Only the number is wanted: how many lines hold the word "تفسير"?

-- LISTED ENTRIES --
^^^^^^^^

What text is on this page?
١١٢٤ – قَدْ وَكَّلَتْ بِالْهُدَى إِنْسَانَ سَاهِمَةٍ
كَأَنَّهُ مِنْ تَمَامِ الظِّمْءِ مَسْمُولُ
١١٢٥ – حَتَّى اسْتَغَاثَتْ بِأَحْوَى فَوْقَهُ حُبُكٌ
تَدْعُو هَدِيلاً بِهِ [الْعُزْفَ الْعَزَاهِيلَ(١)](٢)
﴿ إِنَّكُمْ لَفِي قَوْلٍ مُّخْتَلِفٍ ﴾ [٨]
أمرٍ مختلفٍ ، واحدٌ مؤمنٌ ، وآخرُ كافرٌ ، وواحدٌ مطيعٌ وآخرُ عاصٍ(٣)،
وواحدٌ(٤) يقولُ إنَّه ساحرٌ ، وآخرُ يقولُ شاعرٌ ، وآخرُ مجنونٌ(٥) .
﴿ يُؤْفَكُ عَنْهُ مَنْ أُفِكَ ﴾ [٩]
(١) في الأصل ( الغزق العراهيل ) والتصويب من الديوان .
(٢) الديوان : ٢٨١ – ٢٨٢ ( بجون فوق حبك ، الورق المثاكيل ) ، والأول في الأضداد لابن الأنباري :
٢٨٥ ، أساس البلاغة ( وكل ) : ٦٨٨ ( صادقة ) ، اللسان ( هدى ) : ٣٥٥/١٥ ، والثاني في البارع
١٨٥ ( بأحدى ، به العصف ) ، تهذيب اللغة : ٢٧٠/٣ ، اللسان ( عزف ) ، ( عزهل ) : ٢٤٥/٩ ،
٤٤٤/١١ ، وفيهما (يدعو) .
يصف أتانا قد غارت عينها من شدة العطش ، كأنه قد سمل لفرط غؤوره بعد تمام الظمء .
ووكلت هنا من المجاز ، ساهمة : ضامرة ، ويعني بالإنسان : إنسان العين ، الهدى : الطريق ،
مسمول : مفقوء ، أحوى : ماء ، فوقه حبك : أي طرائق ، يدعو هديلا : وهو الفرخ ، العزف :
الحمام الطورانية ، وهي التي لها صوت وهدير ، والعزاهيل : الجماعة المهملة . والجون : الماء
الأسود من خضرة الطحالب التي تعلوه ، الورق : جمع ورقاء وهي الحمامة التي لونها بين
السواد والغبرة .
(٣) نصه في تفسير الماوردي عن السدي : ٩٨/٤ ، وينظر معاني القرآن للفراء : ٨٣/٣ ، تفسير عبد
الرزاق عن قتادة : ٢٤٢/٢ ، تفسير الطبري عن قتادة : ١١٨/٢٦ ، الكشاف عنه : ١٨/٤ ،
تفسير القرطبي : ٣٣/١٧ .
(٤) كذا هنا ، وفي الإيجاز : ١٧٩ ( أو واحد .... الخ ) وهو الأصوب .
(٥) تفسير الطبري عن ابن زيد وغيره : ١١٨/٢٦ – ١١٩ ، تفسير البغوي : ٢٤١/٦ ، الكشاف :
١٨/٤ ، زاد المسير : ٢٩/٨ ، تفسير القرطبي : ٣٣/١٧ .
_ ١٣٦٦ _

^^^^^^^^

-- SOLUTION --
5